MATERIALS PROVIDED ->
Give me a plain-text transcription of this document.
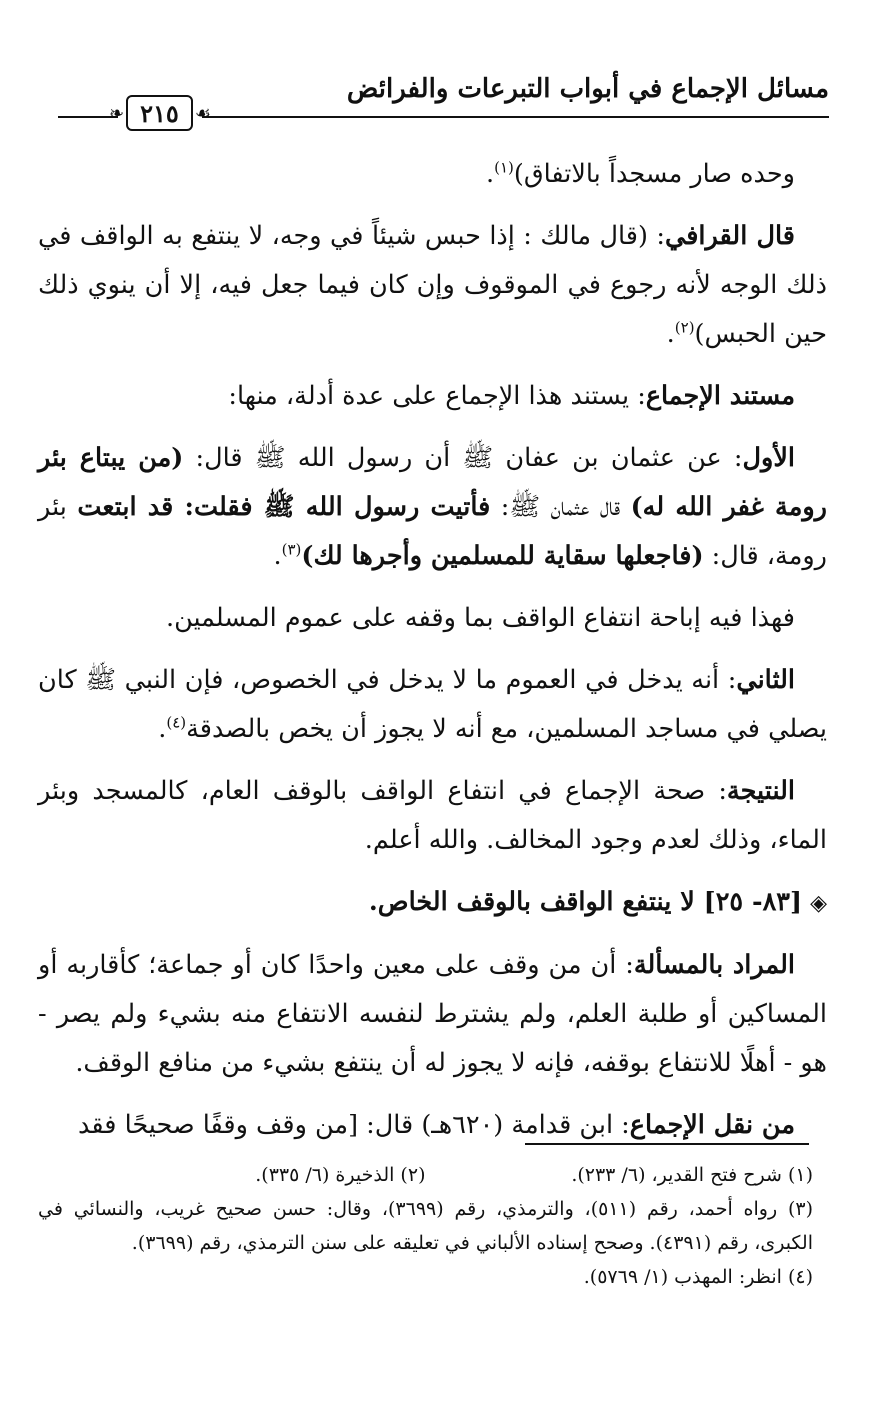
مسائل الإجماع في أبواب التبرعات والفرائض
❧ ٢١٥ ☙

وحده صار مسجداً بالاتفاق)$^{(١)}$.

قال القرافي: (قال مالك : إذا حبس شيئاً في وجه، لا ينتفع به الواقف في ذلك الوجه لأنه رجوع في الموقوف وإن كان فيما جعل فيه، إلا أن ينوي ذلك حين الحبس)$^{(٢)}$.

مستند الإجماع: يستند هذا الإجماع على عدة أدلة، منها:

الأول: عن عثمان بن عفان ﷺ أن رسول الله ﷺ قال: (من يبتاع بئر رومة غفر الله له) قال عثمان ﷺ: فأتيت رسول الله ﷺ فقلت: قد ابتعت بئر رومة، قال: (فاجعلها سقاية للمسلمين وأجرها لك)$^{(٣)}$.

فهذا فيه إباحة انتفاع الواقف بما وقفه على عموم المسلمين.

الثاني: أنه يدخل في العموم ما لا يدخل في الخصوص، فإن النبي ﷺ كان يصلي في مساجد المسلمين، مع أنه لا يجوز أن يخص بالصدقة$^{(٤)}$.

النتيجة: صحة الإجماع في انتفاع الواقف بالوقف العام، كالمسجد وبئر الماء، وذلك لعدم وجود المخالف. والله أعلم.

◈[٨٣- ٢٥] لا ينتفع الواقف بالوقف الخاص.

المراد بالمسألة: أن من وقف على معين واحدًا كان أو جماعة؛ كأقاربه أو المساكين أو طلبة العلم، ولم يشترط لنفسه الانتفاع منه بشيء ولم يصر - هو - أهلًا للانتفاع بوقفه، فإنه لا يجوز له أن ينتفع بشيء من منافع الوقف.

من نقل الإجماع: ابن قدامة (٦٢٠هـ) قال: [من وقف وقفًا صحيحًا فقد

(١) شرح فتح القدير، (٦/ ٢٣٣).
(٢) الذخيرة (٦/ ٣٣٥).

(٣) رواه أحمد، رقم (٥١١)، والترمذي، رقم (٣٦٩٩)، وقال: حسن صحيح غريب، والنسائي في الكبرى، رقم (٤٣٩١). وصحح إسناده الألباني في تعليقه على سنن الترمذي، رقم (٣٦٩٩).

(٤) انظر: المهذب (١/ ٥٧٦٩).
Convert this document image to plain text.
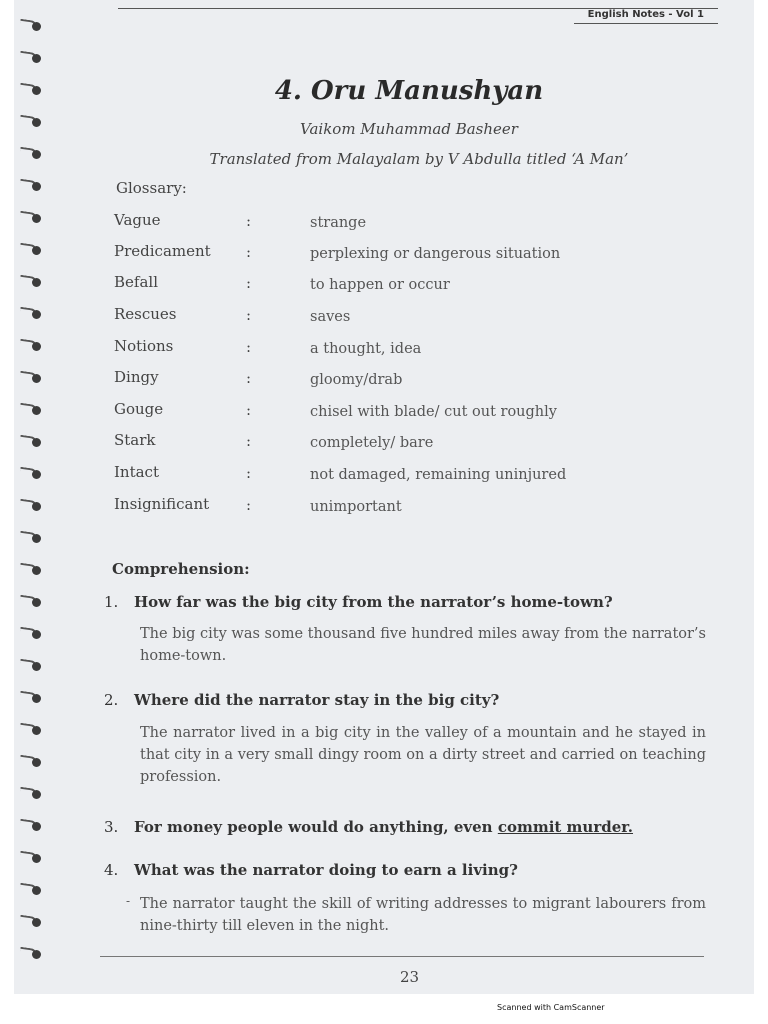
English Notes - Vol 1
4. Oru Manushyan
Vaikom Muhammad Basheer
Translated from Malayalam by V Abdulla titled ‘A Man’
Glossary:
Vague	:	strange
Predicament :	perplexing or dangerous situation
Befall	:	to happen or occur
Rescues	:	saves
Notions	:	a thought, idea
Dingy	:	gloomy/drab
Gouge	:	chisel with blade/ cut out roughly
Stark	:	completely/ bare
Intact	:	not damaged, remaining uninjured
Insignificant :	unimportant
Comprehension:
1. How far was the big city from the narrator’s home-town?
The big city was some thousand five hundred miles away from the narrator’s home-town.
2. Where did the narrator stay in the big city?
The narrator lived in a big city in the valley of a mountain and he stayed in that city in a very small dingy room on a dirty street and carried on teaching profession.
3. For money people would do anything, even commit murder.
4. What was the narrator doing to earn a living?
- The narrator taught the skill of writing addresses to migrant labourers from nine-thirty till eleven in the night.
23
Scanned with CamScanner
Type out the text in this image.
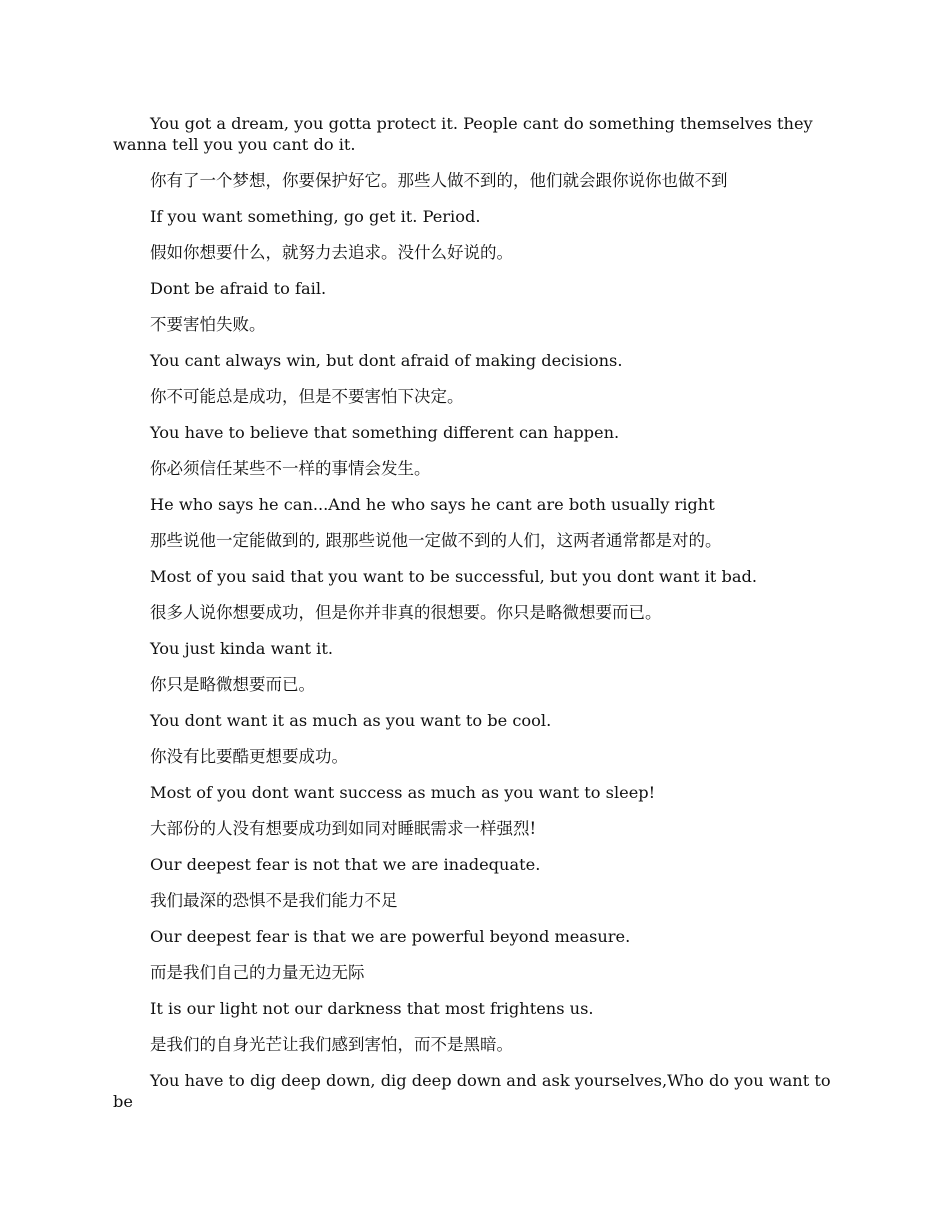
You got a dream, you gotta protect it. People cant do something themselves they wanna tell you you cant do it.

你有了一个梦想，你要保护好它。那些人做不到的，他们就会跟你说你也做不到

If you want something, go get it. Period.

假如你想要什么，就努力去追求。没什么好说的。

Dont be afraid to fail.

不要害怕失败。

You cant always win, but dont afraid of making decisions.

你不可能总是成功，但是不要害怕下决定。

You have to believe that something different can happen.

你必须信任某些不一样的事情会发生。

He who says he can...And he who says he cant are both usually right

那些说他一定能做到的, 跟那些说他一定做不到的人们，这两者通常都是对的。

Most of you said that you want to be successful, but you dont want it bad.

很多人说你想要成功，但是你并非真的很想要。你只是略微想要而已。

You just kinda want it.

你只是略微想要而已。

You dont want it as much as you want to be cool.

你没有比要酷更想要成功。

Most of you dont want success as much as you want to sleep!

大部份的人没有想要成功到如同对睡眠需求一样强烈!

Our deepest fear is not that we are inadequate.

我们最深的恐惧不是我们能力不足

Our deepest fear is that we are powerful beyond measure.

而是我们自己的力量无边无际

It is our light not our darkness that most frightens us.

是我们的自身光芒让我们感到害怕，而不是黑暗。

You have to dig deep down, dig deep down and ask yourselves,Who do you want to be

REQUIRED TASK ->
Reproduce each line from the records that contains the word "image".

TASK OUTPUT ->
Convert this document image to plain text.
Type out the text in this image.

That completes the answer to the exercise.